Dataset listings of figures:
^^^^^^^^

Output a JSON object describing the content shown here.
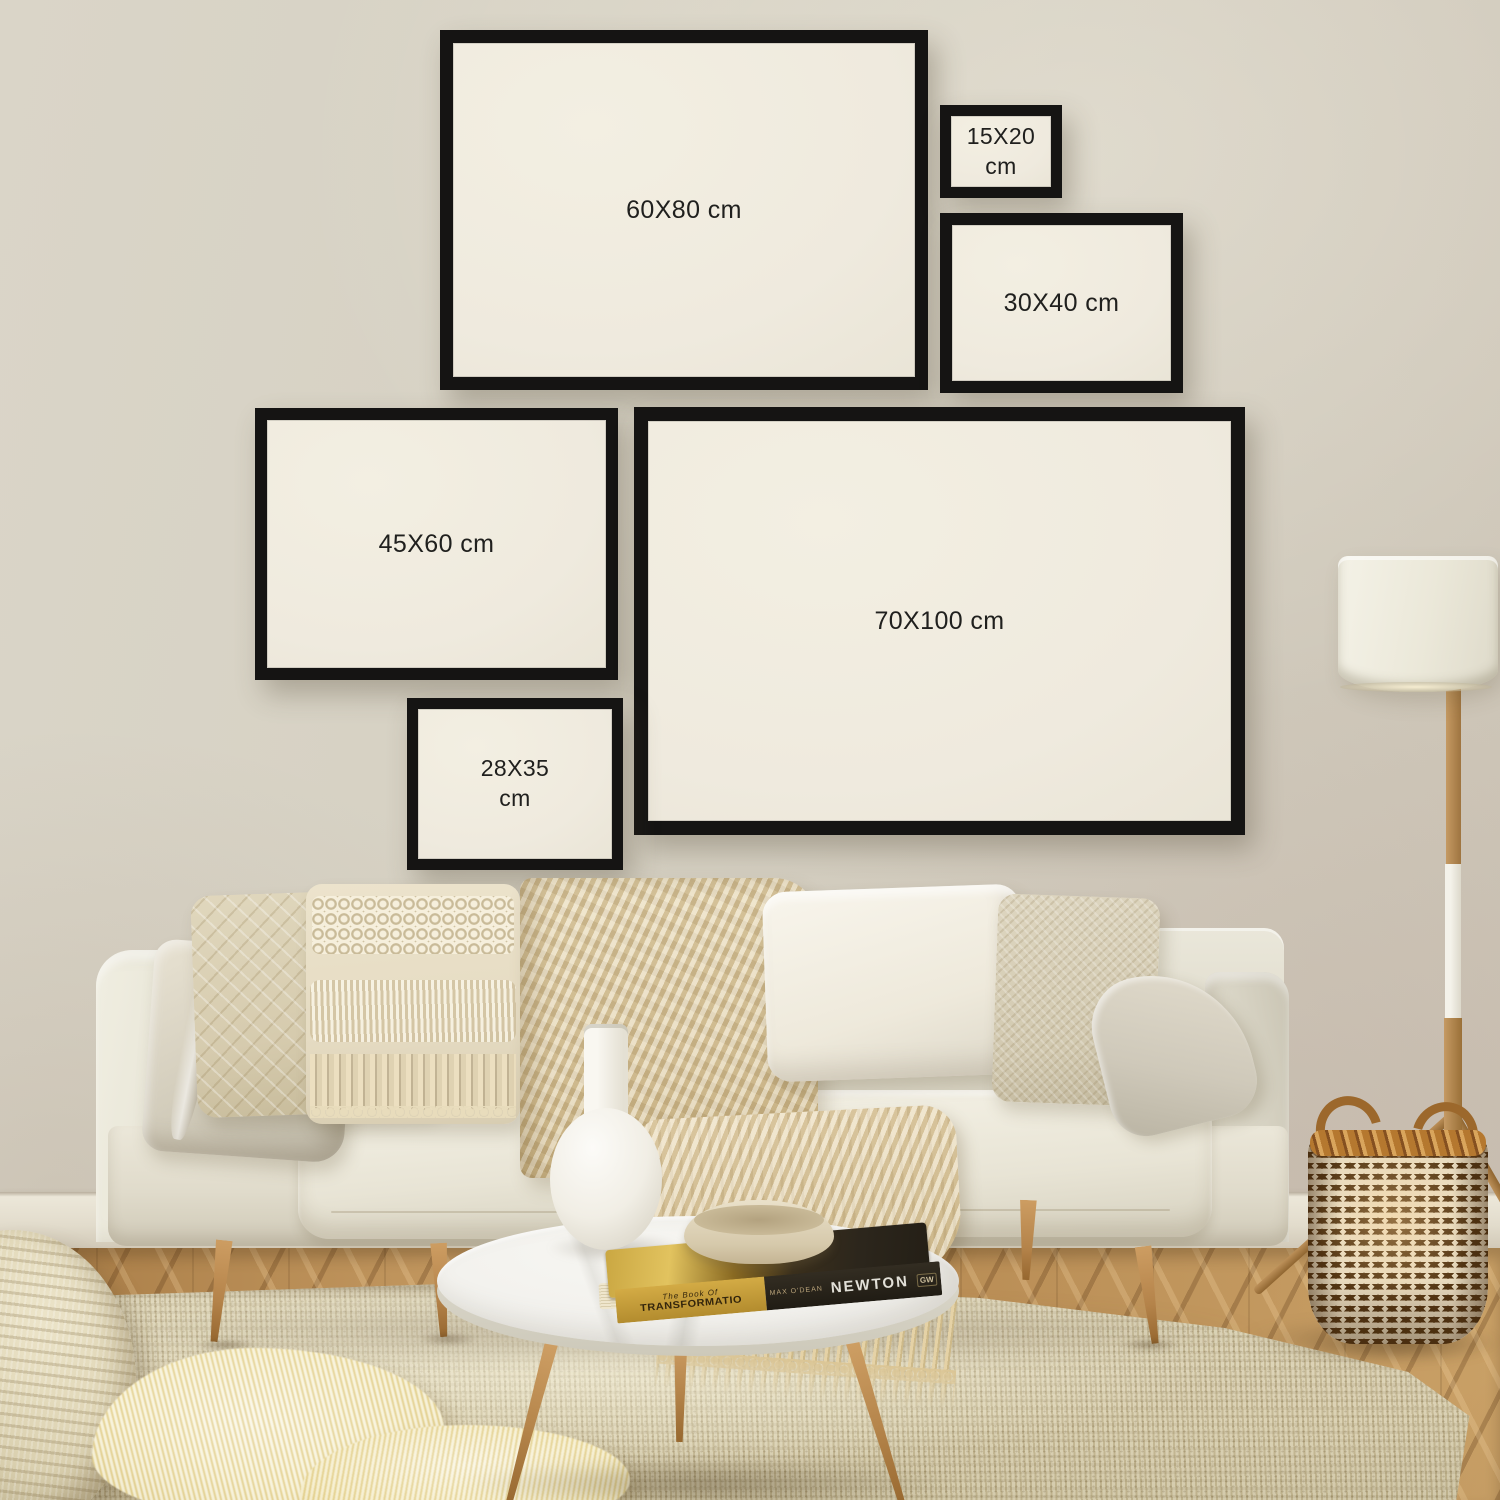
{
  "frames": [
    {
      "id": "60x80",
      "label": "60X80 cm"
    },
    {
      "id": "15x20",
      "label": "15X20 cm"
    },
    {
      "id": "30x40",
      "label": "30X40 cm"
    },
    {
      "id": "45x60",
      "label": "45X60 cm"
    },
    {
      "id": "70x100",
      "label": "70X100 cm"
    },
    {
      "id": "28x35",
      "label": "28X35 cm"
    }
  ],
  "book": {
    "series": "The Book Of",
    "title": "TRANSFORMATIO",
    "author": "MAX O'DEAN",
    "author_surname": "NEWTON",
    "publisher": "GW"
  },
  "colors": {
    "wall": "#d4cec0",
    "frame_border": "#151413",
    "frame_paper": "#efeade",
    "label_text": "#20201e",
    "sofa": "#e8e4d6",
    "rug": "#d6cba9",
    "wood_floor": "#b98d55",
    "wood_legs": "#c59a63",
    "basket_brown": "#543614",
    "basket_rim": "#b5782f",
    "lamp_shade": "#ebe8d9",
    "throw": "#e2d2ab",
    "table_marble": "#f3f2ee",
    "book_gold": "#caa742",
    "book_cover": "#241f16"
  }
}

^^^^^^^^

◆ Written exercise
Output a faithful copy of the data, with each picture left out.

◆ The response
Output a JSON object describing the content shown here.
{
  "frames": [
    {
      "id": "60x80",
      "label": "60X80 cm"
    },
    {
      "id": "15x20",
      "label": "15X20 cm"
    },
    {
      "id": "30x40",
      "label": "30X40 cm"
    },
    {
      "id": "45x60",
      "label": "45X60 cm"
    },
    {
      "id": "70x100",
      "label": "70X100 cm"
    },
    {
      "id": "28x35",
      "label": "28X35 cm"
    }
  ],
  "book": {
    "series": "The Book Of",
    "title": "TRANSFORMATIO",
    "author": "MAX O'DEAN",
    "author_surname": "NEWTON",
    "publisher": "GW"
  },
  "colors": {
    "wall": "#d4cec0",
    "frame_border": "#151413",
    "frame_paper": "#efeade",
    "label_text": "#20201e",
    "sofa": "#e8e4d6",
    "rug": "#d6cba9",
    "wood_floor": "#b98d55",
    "wood_legs": "#c59a63",
    "basket_brown": "#543614",
    "basket_rim": "#b5782f",
    "lamp_shade": "#ebe8d9",
    "throw": "#e2d2ab",
    "table_marble": "#f3f2ee",
    "book_gold": "#caa742",
    "book_cover": "#241f16"
  }
}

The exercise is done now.